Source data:
--------------------------------

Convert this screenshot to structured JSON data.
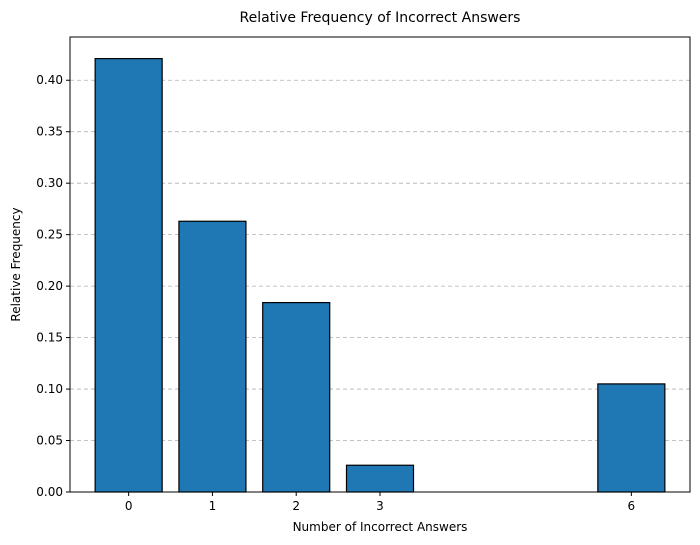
{
  "chart_data": {
    "type": "bar",
    "title": "Relative Frequency of Incorrect Answers",
    "xlabel": "Number of Incorrect Answers",
    "ylabel": "Relative Frequency",
    "x": [
      0,
      1,
      2,
      3,
      6
    ],
    "values": [
      0.421,
      0.263,
      0.184,
      0.026,
      0.105
    ],
    "x_ticks": [
      0,
      1,
      2,
      3,
      6
    ],
    "x_tick_labels": [
      "0",
      "1",
      "2",
      "3",
      "6"
    ],
    "y_ticks": [
      0.0,
      0.05,
      0.1,
      0.15,
      0.2,
      0.25,
      0.3,
      0.35,
      0.4
    ],
    "y_tick_labels": [
      "0.00",
      "0.05",
      "0.10",
      "0.15",
      "0.20",
      "0.25",
      "0.30",
      "0.35",
      "0.40"
    ],
    "xlim": [
      -0.7,
      6.7
    ],
    "ylim": [
      0,
      0.442
    ],
    "bar_width": 0.8,
    "grid": "y-dashed",
    "colors": {
      "bar_fill": "#1f77b4",
      "bar_edge": "#000000",
      "grid": "#b0b0b0"
    }
  }
}
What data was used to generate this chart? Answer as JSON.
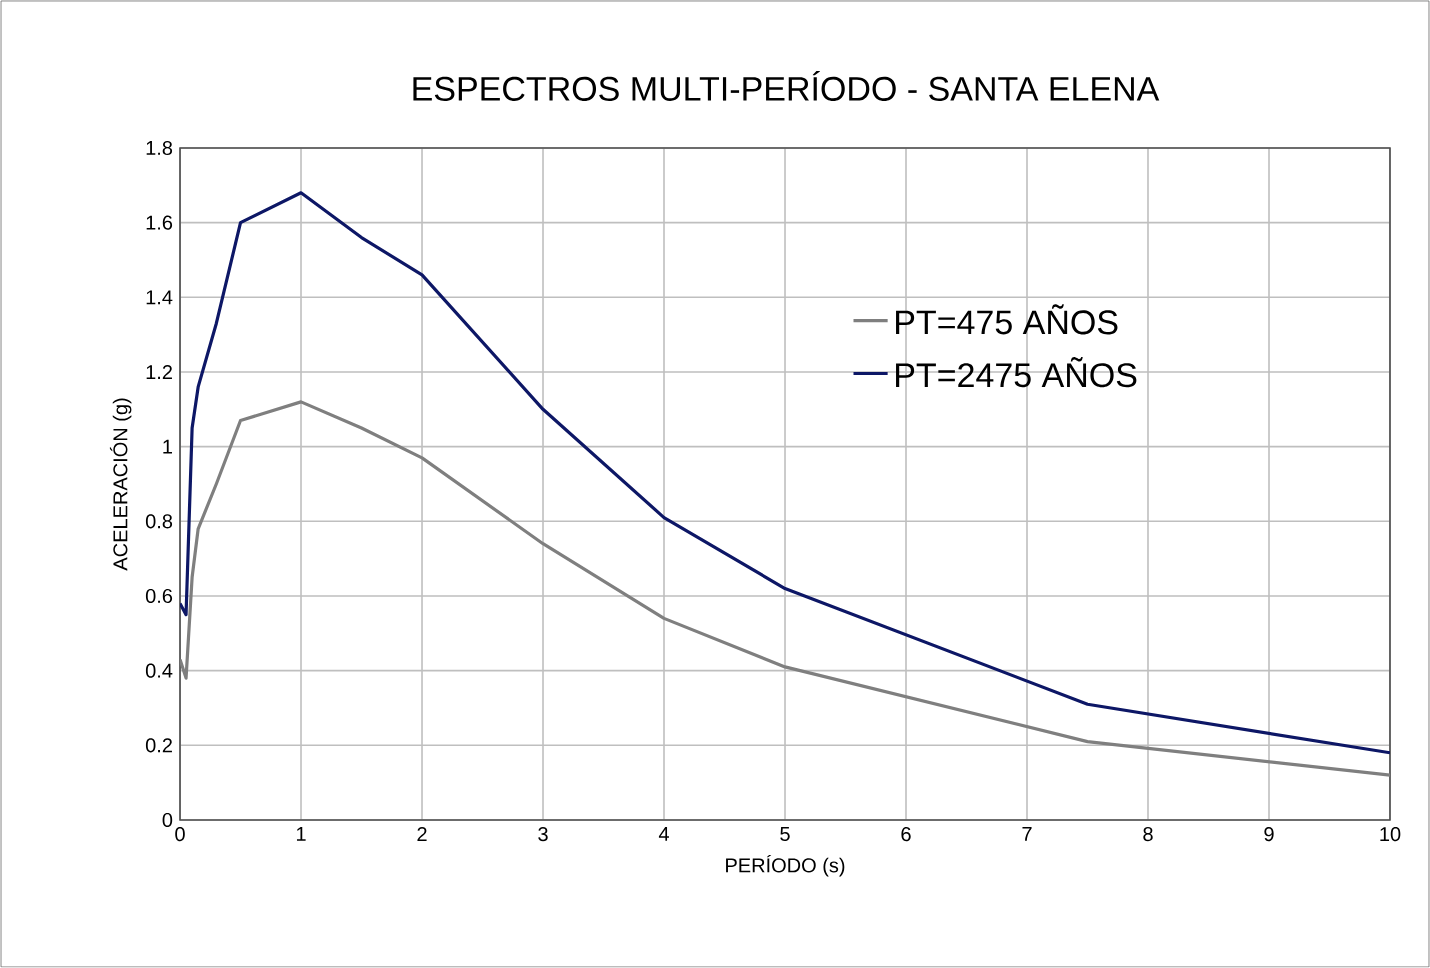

--------------------------------

◆ **PROBLEM TO SOLVE**
Without the pictures, return all the records precisely as they stand.

◆ **TASK RESPONSE**
Convert this screenshot to structured JSON data.
{
  "chart_data": {
    "type": "bar",
    "title": "Relative Frequency of Incorrect Answers",
    "xlabel": "Number of Incorrect Answers",
    "ylabel": "Relative Frequency",
    "x": [
      0,
      1,
      2,
      3,
      6
    ],
    "values": [
      0.421,
      0.263,
      0.184,
      0.026,
      0.105
    ],
    "x_ticks": [
      0,
      1,
      2,
      3,
      6
    ],
    "x_tick_labels": [
      "0",
      "1",
      "2",
      "3",
      "6"
    ],
    "y_ticks": [
      0.0,
      0.05,
      0.1,
      0.15,
      0.2,
      0.25,
      0.3,
      0.35,
      0.4
    ],
    "y_tick_labels": [
      "0.00",
      "0.05",
      "0.10",
      "0.15",
      "0.20",
      "0.25",
      "0.30",
      "0.35",
      "0.40"
    ],
    "xlim": [
      -0.7,
      6.7
    ],
    "ylim": [
      0,
      0.442
    ],
    "bar_width": 0.8,
    "grid": "y-dashed",
    "colors": {
      "bar_fill": "#1f77b4",
      "bar_edge": "#000000",
      "grid": "#b0b0b0"
    }
  }
}
What data was used to generate this chart? Answer as JSON.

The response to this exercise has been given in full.